## Working data
-=-=-=-=-

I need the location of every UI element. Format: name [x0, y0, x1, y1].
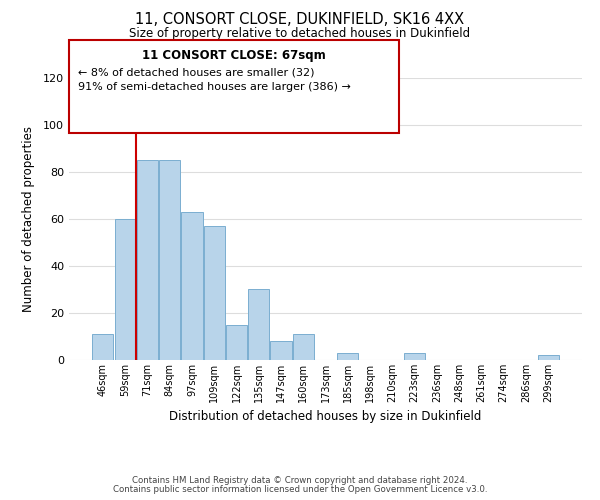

-=-=-=-=-

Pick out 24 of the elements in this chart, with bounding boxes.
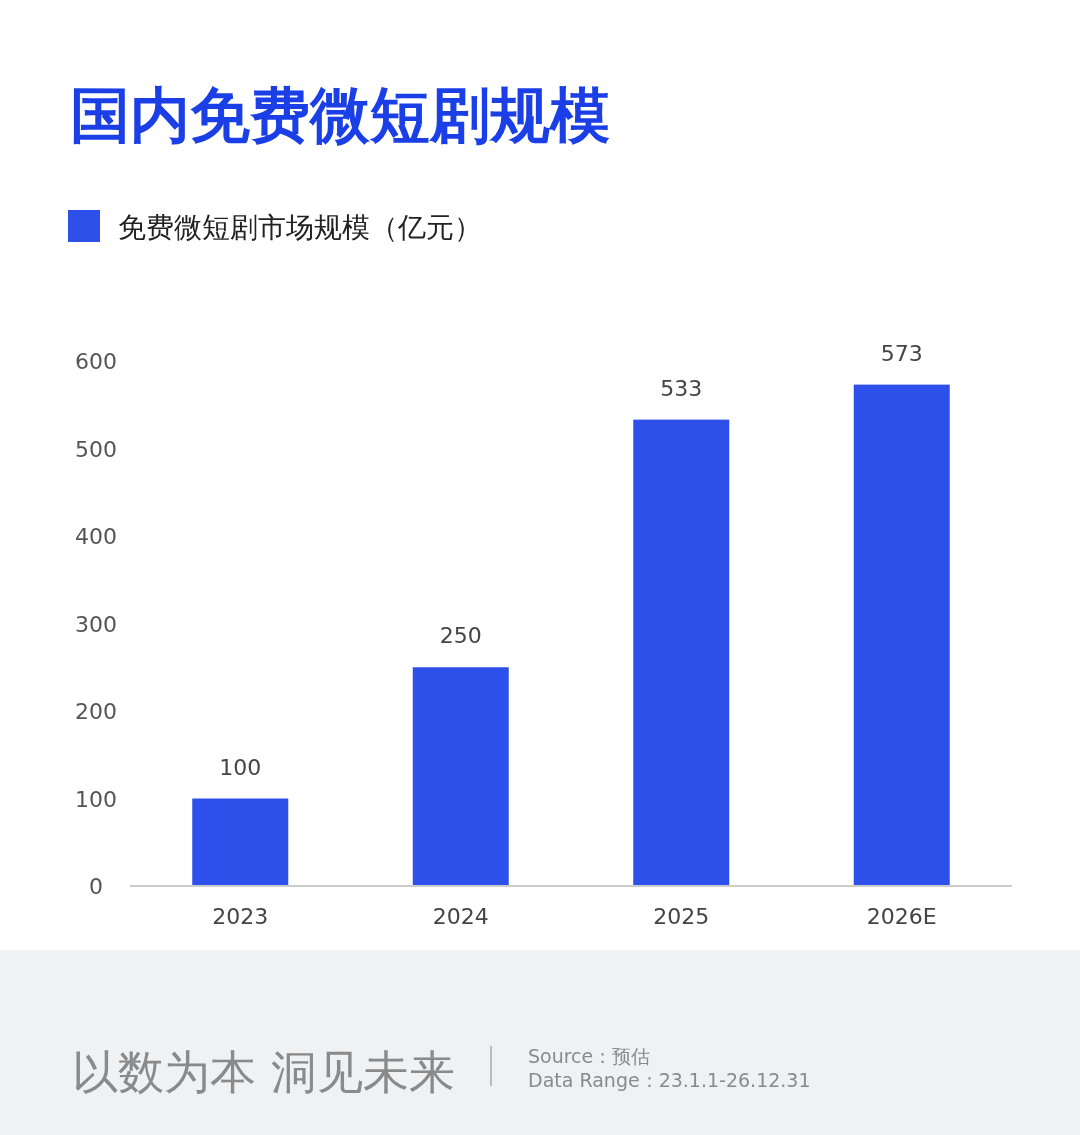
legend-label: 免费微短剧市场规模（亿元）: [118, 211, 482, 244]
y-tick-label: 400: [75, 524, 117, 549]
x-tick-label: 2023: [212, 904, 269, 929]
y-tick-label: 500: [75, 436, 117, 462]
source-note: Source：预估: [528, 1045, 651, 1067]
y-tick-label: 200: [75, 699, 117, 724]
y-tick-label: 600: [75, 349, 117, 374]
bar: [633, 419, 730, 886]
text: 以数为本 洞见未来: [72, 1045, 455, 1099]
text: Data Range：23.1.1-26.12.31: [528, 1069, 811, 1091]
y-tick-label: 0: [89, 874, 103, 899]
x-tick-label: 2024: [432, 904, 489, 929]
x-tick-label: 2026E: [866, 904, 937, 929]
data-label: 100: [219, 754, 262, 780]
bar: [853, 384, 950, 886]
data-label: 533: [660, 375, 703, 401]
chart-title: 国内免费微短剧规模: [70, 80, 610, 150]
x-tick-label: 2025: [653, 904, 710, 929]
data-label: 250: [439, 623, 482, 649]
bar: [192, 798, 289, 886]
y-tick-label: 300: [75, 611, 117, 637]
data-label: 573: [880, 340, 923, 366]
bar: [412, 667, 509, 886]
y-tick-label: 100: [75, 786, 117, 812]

-=-=-=-=-

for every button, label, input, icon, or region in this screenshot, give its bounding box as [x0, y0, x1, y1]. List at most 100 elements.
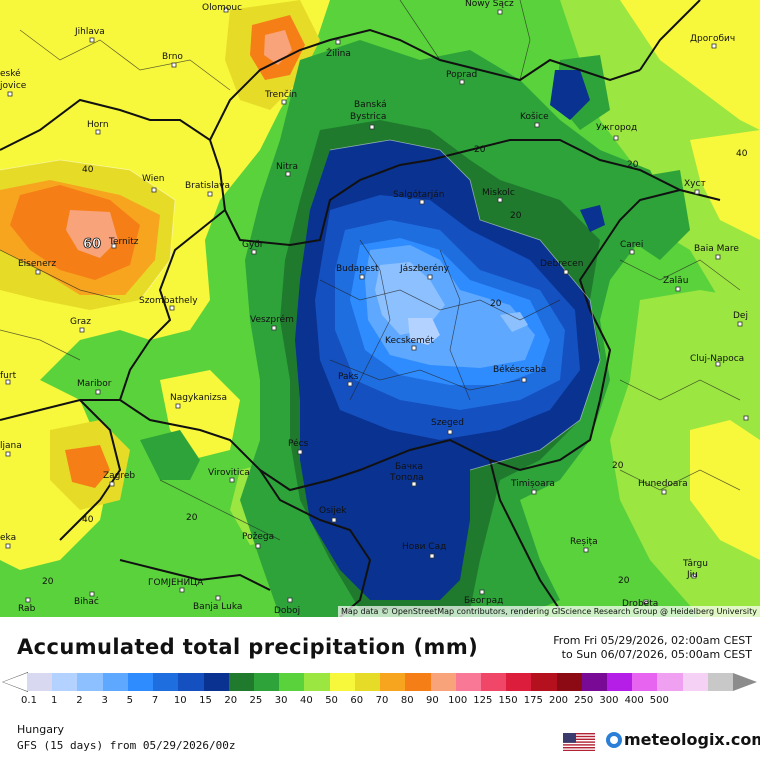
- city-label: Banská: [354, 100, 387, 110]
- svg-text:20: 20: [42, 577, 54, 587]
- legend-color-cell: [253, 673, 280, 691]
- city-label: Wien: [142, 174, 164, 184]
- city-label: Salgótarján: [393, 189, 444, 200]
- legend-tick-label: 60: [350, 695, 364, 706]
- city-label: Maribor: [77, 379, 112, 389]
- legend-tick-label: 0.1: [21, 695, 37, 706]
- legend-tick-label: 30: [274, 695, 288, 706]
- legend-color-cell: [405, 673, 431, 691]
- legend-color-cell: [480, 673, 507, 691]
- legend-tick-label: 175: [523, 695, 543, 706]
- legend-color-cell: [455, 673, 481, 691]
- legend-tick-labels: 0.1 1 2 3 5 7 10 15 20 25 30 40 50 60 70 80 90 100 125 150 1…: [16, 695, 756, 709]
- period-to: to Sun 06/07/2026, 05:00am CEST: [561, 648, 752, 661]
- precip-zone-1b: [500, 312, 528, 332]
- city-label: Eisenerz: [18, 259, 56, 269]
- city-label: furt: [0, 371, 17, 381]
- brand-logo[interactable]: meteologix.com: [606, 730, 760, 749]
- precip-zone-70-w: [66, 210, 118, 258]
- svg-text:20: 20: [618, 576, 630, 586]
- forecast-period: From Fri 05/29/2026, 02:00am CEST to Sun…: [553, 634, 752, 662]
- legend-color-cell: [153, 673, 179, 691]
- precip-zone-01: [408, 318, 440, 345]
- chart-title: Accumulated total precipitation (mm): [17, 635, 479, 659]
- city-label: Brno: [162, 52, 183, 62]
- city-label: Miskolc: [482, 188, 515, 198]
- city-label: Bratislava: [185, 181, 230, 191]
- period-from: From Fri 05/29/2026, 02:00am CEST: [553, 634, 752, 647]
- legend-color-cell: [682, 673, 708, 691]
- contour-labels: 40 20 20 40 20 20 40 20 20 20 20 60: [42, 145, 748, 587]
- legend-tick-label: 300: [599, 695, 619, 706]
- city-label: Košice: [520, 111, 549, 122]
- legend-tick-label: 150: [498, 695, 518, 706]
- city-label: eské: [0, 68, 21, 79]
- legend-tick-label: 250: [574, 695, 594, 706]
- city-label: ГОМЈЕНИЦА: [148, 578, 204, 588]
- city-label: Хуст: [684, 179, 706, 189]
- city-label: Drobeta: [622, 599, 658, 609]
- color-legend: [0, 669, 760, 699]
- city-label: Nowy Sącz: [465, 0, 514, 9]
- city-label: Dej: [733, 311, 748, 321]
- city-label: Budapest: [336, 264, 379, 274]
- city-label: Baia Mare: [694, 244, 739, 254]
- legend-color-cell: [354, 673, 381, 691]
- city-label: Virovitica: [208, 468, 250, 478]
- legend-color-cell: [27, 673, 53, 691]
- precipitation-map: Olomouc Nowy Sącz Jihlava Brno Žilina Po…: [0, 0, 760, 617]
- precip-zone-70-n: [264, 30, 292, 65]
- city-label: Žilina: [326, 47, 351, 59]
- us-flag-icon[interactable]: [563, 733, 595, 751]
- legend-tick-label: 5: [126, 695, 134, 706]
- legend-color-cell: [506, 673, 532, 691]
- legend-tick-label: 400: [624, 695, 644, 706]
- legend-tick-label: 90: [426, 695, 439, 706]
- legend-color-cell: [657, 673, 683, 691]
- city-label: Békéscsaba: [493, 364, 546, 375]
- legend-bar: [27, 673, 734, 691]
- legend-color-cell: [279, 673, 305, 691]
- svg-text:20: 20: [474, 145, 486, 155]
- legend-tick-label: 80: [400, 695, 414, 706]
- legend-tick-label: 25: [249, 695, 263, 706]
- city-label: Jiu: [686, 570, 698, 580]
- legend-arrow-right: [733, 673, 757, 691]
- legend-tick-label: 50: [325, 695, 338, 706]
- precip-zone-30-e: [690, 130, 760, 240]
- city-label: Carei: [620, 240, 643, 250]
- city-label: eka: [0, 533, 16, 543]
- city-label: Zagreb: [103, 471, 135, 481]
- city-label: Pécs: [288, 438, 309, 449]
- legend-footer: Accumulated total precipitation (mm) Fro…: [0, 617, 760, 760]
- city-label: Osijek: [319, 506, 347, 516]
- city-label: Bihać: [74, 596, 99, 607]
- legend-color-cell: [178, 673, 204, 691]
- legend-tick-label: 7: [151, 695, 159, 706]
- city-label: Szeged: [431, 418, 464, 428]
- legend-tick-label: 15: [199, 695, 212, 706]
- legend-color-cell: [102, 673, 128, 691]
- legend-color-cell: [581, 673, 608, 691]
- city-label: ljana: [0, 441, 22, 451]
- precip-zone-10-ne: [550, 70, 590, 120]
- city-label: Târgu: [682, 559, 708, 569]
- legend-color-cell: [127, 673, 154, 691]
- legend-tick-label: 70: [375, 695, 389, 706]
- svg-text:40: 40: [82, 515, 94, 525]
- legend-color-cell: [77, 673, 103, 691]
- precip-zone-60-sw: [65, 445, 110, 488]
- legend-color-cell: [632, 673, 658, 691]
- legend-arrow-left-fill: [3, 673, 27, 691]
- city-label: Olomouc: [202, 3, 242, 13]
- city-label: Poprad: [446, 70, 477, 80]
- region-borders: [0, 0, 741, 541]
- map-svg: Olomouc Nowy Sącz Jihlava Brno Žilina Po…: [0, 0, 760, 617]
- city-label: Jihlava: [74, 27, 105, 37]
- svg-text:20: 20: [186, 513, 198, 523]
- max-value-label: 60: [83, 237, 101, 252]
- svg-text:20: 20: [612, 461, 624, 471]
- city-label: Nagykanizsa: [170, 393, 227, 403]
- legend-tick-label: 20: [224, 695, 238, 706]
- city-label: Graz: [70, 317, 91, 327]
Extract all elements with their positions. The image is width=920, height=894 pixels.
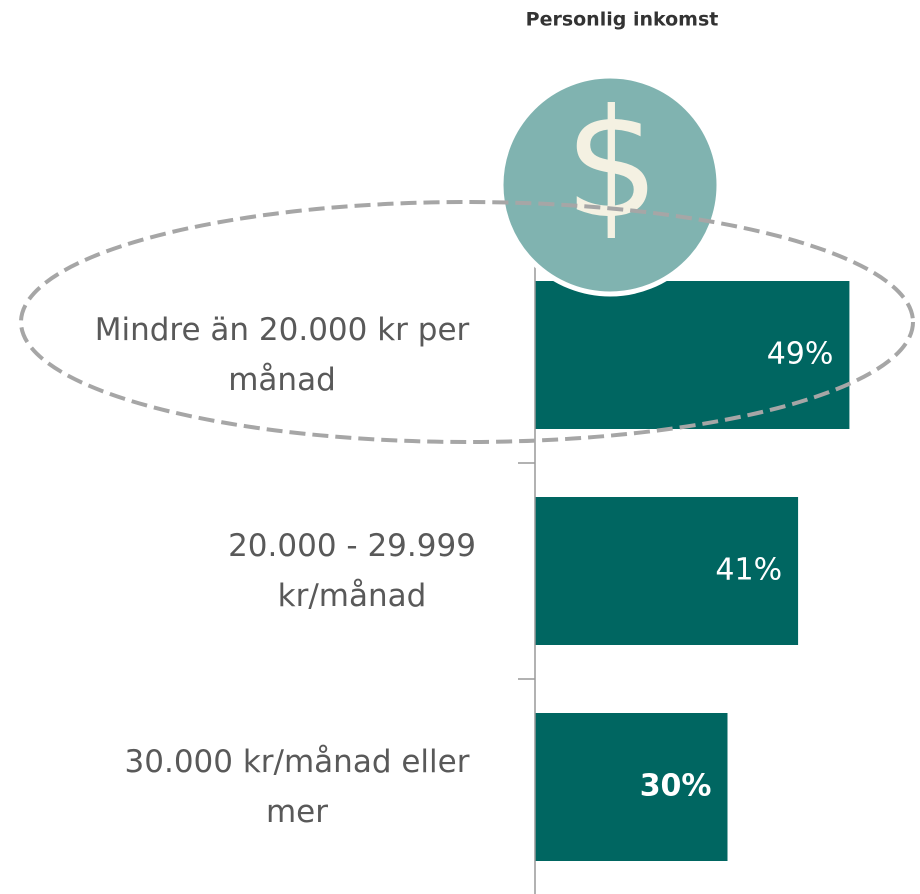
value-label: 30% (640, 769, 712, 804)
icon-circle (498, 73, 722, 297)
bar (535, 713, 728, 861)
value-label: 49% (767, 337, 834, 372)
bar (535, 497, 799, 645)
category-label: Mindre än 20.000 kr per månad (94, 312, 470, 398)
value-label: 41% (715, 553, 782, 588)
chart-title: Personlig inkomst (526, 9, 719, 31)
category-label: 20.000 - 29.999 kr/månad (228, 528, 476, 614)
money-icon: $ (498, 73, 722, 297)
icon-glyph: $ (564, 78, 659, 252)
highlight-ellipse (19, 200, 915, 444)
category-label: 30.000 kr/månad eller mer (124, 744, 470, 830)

-=-=-=-=-

## Exercise instructions
Recast the data, everything from the line containing "Extract all elements" down to the line containing "category-label: 30.000 kr/månad", as a two-column CSV with the headers instruction and output. Put each instruction text and its output on one row, in quoted fields, with line breaks turned into spaces and the pictures left out.

## Final result
instruction,output
"Extract all elements with their positions. The image is width=920, height=894 pixels.","value-label: 30% (640, 769, 712, 804) icon-circle (498, 73, 722, 297) bar (535, 713, 728, 861) value-label: 49% (767, 337, 834, 372) bar (535, 497, 799, 645) category-label: Mindre än 20.000 kr per månad (94, 312, 470, 398) value-label: 41% (715, 553, 782, 588) chart-title: Personlig inkomst (526, 9, 719, 31) category-label: 20.000 - 29.999 kr/månad (228, 528, 476, 614) money-icon: $ (498, 73, 722, 297) icon-glyph: $ (564, 78, 659, 252) highlight-ellipse (19, 200, 915, 444) category-label: 30.000 kr/månad eller mer (124, 744, 470, 830)"